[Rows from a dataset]
------------------------------------------------------------------------
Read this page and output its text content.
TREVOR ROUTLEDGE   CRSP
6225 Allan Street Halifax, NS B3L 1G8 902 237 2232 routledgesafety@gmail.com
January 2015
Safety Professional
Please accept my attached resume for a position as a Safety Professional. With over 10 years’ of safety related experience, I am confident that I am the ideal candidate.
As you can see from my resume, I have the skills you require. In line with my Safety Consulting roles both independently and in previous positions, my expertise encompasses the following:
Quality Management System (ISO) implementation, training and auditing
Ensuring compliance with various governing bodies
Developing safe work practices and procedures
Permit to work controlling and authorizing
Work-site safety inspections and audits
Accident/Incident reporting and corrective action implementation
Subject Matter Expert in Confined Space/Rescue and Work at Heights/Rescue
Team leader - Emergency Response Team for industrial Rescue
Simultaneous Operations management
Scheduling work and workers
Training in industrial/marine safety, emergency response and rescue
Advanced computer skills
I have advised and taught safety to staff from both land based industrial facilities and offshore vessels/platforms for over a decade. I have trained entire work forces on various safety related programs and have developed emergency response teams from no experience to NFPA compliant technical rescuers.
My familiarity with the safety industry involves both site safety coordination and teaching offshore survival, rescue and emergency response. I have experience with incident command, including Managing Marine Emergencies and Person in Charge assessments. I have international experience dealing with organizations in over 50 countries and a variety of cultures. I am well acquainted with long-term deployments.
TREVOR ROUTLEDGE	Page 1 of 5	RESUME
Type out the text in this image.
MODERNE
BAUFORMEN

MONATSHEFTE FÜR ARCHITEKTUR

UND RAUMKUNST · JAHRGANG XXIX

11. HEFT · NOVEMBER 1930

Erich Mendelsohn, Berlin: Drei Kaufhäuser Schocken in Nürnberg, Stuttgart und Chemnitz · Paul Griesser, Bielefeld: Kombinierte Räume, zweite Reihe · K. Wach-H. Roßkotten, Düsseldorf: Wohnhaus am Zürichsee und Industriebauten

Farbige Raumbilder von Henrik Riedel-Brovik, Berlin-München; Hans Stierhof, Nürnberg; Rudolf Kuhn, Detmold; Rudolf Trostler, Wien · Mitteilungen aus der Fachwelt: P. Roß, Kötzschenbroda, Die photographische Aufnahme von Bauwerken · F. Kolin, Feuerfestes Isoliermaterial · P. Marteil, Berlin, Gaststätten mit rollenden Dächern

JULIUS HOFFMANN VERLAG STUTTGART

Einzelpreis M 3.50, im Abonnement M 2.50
------------------------------------------------------------------------
## Exercise aim
Output the lines above verbatim and in full.

## Complete response
Read this page and output its text content.
TREVOR ROUTLEDGE   CRSP
6225 Allan Street Halifax, NS B3L 1G8 902 237 2232 routledgesafety@gmail.com
January 2015
Safety Professional
Please accept my attached resume for a position as a Safety Professional. With over 10 years’ of safety related experience, I am confident that I am the ideal candidate.
As you can see from my resume, I have the skills you require. In line with my Safety Consulting roles both independently and in previous positions, my expertise encompasses the following:
Quality Management System (ISO) implementation, training and auditing
Ensuring compliance with various governing bodies
Developing safe work practices and procedures
Permit to work controlling and authorizing
Work-site safety inspections and audits
Accident/Incident reporting and corrective action implementation
Subject Matter Expert in Confined Space/Rescue and Work at Heights/Rescue
Team leader - Emergency Response Team for industrial Rescue
Simultaneous Operations management
Scheduling work and workers
Training in industrial/marine safety, emergency response and rescue
Advanced computer skills
I have advised and taught safety to staff from both land based industrial facilities and offshore vessels/platforms for over a decade. I have trained entire work forces on various safety related programs and have developed emergency response teams from no experience to NFPA compliant technical rescuers.
My familiarity with the safety industry involves both site safety coordination and teaching offshore survival, rescue and emergency response. I have experience with incident command, including Managing Marine Emergencies and Person in Charge assessments. I have international experience dealing with organizations in over 50 countries and a variety of cultures. I am well acquainted with long-term deployments.
TREVOR ROUTLEDGE	Page 1 of 5	RESUME
Type out the text in this image.
MODERNE
BAUFORMEN

MONATSHEFTE FÜR ARCHITEKTUR

UND RAUMKUNST · JAHRGANG XXIX

11. HEFT · NOVEMBER 1930

Erich Mendelsohn, Berlin: Drei Kaufhäuser Schocken in Nürnberg, Stuttgart und Chemnitz · Paul Griesser, Bielefeld: Kombinierte Räume, zweite Reihe · K. Wach-H. Roßkotten, Düsseldorf: Wohnhaus am Zürichsee und Industriebauten

Farbige Raumbilder von Henrik Riedel-Brovik, Berlin-München; Hans Stierhof, Nürnberg; Rudolf Kuhn, Detmold; Rudolf Trostler, Wien · Mitteilungen aus der Fachwelt: P. Roß, Kötzschenbroda, Die photographische Aufnahme von Bauwerken · F. Kolin, Feuerfestes Isoliermaterial · P. Marteil, Berlin, Gaststätten mit rollenden Dächern

JULIUS HOFFMANN VERLAG STUTTGART

Einzelpreis M 3.50, im Abonnement M 2.50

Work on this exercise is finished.